____ AVAILABLE RECORDS

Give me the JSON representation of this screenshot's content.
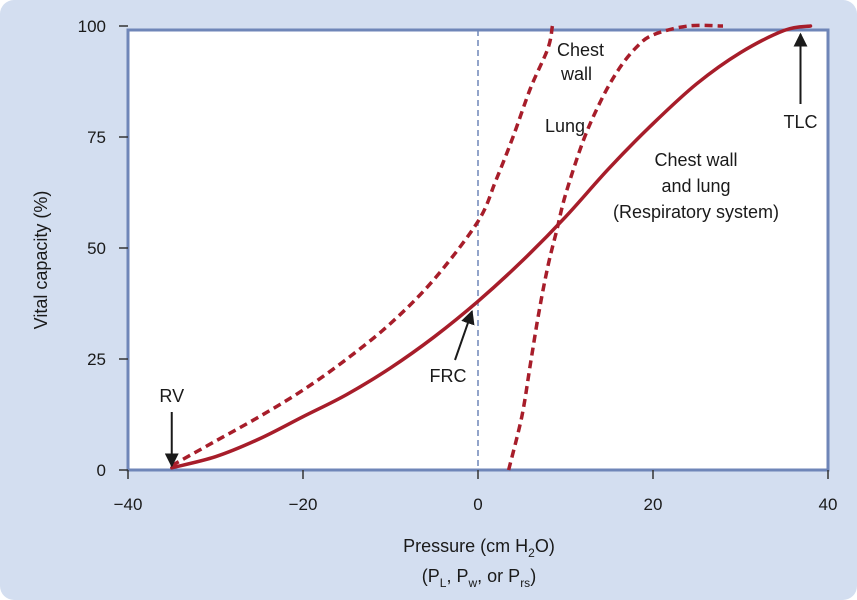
{
  "chart_data": {
    "type": "line",
    "xlabel": "Pressure (cm H2O)",
    "xlabel_parts": {
      "main": "Pressure (cm H",
      "sub": "2",
      "end": "O)"
    },
    "xlabel_line2": {
      "open": "(P",
      "sub1": "L",
      "sep1": ", P",
      "sub2": "w",
      "sep2": ", or P",
      "sub3": "rs",
      "close": ")"
    },
    "ylabel": "Vital capacity (%)",
    "xlim": [
      -40,
      40
    ],
    "ylim": [
      0,
      100
    ],
    "x_ticks": [
      -40,
      -20,
      0,
      20,
      40
    ],
    "x_tick_labels": [
      "−40",
      "−20",
      "0",
      "20",
      "40"
    ],
    "y_ticks": [
      0,
      25,
      50,
      75,
      100
    ],
    "y_tick_labels": [
      "0",
      "25",
      "50",
      "75",
      "100"
    ],
    "grid": false,
    "reference_line": {
      "x": 0,
      "style": "dashed",
      "color": "#6f86b8"
    },
    "series": [
      {
        "name": "Chest wall",
        "style": "dashed",
        "color": "#a71d2a",
        "points": [
          [
            -35,
            1
          ],
          [
            -30,
            6.5
          ],
          [
            -25,
            12
          ],
          [
            -20,
            18
          ],
          [
            -15,
            25
          ],
          [
            -10,
            33
          ],
          [
            -5,
            43
          ],
          [
            0,
            56
          ],
          [
            2,
            65
          ],
          [
            4,
            75
          ],
          [
            6,
            86
          ],
          [
            8,
            95
          ],
          [
            8.5,
            100
          ]
        ]
      },
      {
        "name": "Lung",
        "style": "dashed",
        "color": "#a71d2a",
        "points": [
          [
            3.5,
            0
          ],
          [
            5,
            12
          ],
          [
            6,
            24
          ],
          [
            7,
            36
          ],
          [
            8,
            46
          ],
          [
            9,
            54
          ],
          [
            10,
            62
          ],
          [
            12,
            74
          ],
          [
            14,
            83
          ],
          [
            16,
            90
          ],
          [
            18,
            95
          ],
          [
            20,
            98
          ],
          [
            24,
            100
          ],
          [
            28,
            100
          ]
        ]
      },
      {
        "name": "Chest wall and lung (Respiratory system)",
        "style": "solid",
        "color": "#a71d2a",
        "points": [
          [
            -35,
            0.5
          ],
          [
            -30,
            3
          ],
          [
            -25,
            7
          ],
          [
            -20,
            12
          ],
          [
            -15,
            17
          ],
          [
            -10,
            23
          ],
          [
            -5,
            30
          ],
          [
            0,
            38
          ],
          [
            5,
            47
          ],
          [
            10,
            57
          ],
          [
            15,
            68
          ],
          [
            20,
            78
          ],
          [
            25,
            87
          ],
          [
            30,
            94
          ],
          [
            35,
            99
          ],
          [
            38,
            100
          ]
        ]
      }
    ],
    "annotations": [
      {
        "id": "rv",
        "text": "RV",
        "x": -35,
        "y": 0
      },
      {
        "id": "frc",
        "text": "FRC",
        "x": 0,
        "y": 38
      },
      {
        "id": "tlc",
        "text": "TLC",
        "x": 38,
        "y": 100
      }
    ],
    "curve_labels": {
      "chest_wall": [
        "Chest",
        "wall"
      ],
      "lung": [
        "Lung"
      ],
      "combined": [
        "Chest wall",
        "and lung",
        "(Respiratory system)"
      ]
    }
  }
}
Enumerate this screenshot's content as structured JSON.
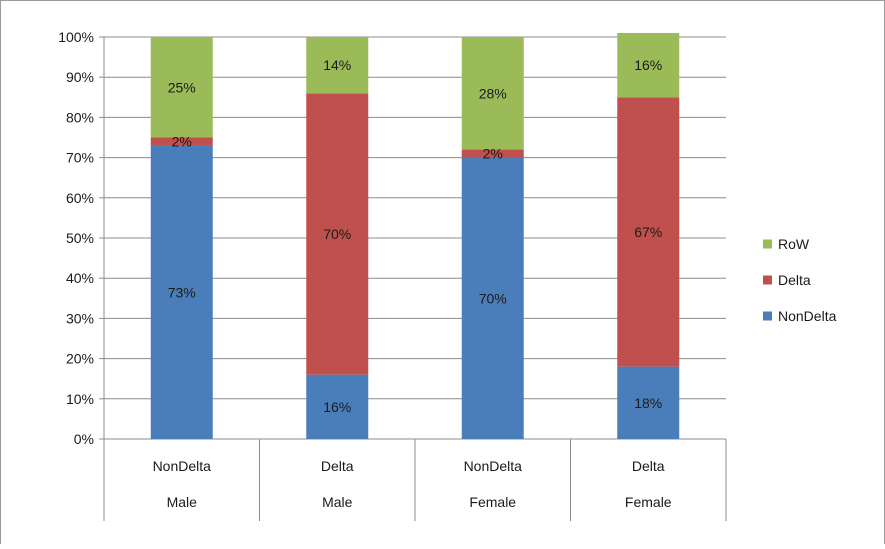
{
  "chart_data": {
    "type": "bar",
    "stacked": true,
    "percent_scale": true,
    "categories": [
      "NonDelta",
      "Delta",
      "NonDelta",
      "Delta"
    ],
    "groups": [
      "Male",
      "Male",
      "Female",
      "Female"
    ],
    "series": [
      {
        "name": "NonDelta",
        "color": "#4a7ebb",
        "values": [
          73,
          16,
          70,
          18
        ]
      },
      {
        "name": "Delta",
        "color": "#c0504d",
        "values": [
          2,
          70,
          2,
          67
        ]
      },
      {
        "name": "RoW",
        "color": "#9bbb59",
        "values": [
          25,
          14,
          28,
          16
        ]
      }
    ],
    "data_labels": [
      [
        "73%",
        "16%",
        "70%",
        "18%"
      ],
      [
        "2%",
        "70%",
        "2%",
        "67%"
      ],
      [
        "25%",
        "14%",
        "28%",
        "16%"
      ]
    ],
    "y_ticks": [
      "0%",
      "10%",
      "20%",
      "30%",
      "40%",
      "50%",
      "60%",
      "70%",
      "80%",
      "90%",
      "100%"
    ],
    "ylim": [
      0,
      100
    ],
    "grid": true,
    "legend_position": "right",
    "legend_order": [
      "RoW",
      "Delta",
      "NonDelta"
    ],
    "title": "",
    "xlabel": "",
    "ylabel": ""
  }
}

________

PROBLEM STATEMENT>
Copy the records above exactly. The pictures are not part of the copy.

TASK RESULT>
Give me the JSON representation of this screenshot's content.
{
  "chart_data": {
    "type": "line",
    "xlabel": "Pressure (cm H2O)",
    "xlabel_parts": {
      "main": "Pressure (cm H",
      "sub": "2",
      "end": "O)"
    },
    "xlabel_line2": {
      "open": "(P",
      "sub1": "L",
      "sep1": ", P",
      "sub2": "w",
      "sep2": ", or P",
      "sub3": "rs",
      "close": ")"
    },
    "ylabel": "Vital capacity (%)",
    "xlim": [
      -40,
      40
    ],
    "ylim": [
      0,
      100
    ],
    "x_ticks": [
      -40,
      -20,
      0,
      20,
      40
    ],
    "x_tick_labels": [
      "−40",
      "−20",
      "0",
      "20",
      "40"
    ],
    "y_ticks": [
      0,
      25,
      50,
      75,
      100
    ],
    "y_tick_labels": [
      "0",
      "25",
      "50",
      "75",
      "100"
    ],
    "grid": false,
    "reference_line": {
      "x": 0,
      "style": "dashed",
      "color": "#6f86b8"
    },
    "series": [
      {
        "name": "Chest wall",
        "style": "dashed",
        "color": "#a71d2a",
        "points": [
          [
            -35,
            1
          ],
          [
            -30,
            6.5
          ],
          [
            -25,
            12
          ],
          [
            -20,
            18
          ],
          [
            -15,
            25
          ],
          [
            -10,
            33
          ],
          [
            -5,
            43
          ],
          [
            0,
            56
          ],
          [
            2,
            65
          ],
          [
            4,
            75
          ],
          [
            6,
            86
          ],
          [
            8,
            95
          ],
          [
            8.5,
            100
          ]
        ]
      },
      {
        "name": "Lung",
        "style": "dashed",
        "color": "#a71d2a",
        "points": [
          [
            3.5,
            0
          ],
          [
            5,
            12
          ],
          [
            6,
            24
          ],
          [
            7,
            36
          ],
          [
            8,
            46
          ],
          [
            9,
            54
          ],
          [
            10,
            62
          ],
          [
            12,
            74
          ],
          [
            14,
            83
          ],
          [
            16,
            90
          ],
          [
            18,
            95
          ],
          [
            20,
            98
          ],
          [
            24,
            100
          ],
          [
            28,
            100
          ]
        ]
      },
      {
        "name": "Chest wall and lung (Respiratory system)",
        "style": "solid",
        "color": "#a71d2a",
        "points": [
          [
            -35,
            0.5
          ],
          [
            -30,
            3
          ],
          [
            -25,
            7
          ],
          [
            -20,
            12
          ],
          [
            -15,
            17
          ],
          [
            -10,
            23
          ],
          [
            -5,
            30
          ],
          [
            0,
            38
          ],
          [
            5,
            47
          ],
          [
            10,
            57
          ],
          [
            15,
            68
          ],
          [
            20,
            78
          ],
          [
            25,
            87
          ],
          [
            30,
            94
          ],
          [
            35,
            99
          ],
          [
            38,
            100
          ]
        ]
      }
    ],
    "annotations": [
      {
        "id": "rv",
        "text": "RV",
        "x": -35,
        "y": 0
      },
      {
        "id": "frc",
        "text": "FRC",
        "x": 0,
        "y": 38
      },
      {
        "id": "tlc",
        "text": "TLC",
        "x": 38,
        "y": 100
      }
    ],
    "curve_labels": {
      "chest_wall": [
        "Chest",
        "wall"
      ],
      "lung": [
        "Lung"
      ],
      "combined": [
        "Chest wall",
        "and lung",
        "(Respiratory system)"
      ]
    }
  }
}
Enumerate this screenshot's content as structured JSON.
{
  "chart_data": {
    "type": "bar",
    "stacked": true,
    "percent_scale": true,
    "categories": [
      "NonDelta",
      "Delta",
      "NonDelta",
      "Delta"
    ],
    "groups": [
      "Male",
      "Male",
      "Female",
      "Female"
    ],
    "series": [
      {
        "name": "NonDelta",
        "color": "#4a7ebb",
        "values": [
          73,
          16,
          70,
          18
        ]
      },
      {
        "name": "Delta",
        "color": "#c0504d",
        "values": [
          2,
          70,
          2,
          67
        ]
      },
      {
        "name": "RoW",
        "color": "#9bbb59",
        "values": [
          25,
          14,
          28,
          16
        ]
      }
    ],
    "data_labels": [
      [
        "73%",
        "16%",
        "70%",
        "18%"
      ],
      [
        "2%",
        "70%",
        "2%",
        "67%"
      ],
      [
        "25%",
        "14%",
        "28%",
        "16%"
      ]
    ],
    "y_ticks": [
      "0%",
      "10%",
      "20%",
      "30%",
      "40%",
      "50%",
      "60%",
      "70%",
      "80%",
      "90%",
      "100%"
    ],
    "ylim": [
      0,
      100
    ],
    "grid": true,
    "legend_position": "right",
    "legend_order": [
      "RoW",
      "Delta",
      "NonDelta"
    ],
    "title": "",
    "xlabel": "",
    "ylabel": ""
  }
}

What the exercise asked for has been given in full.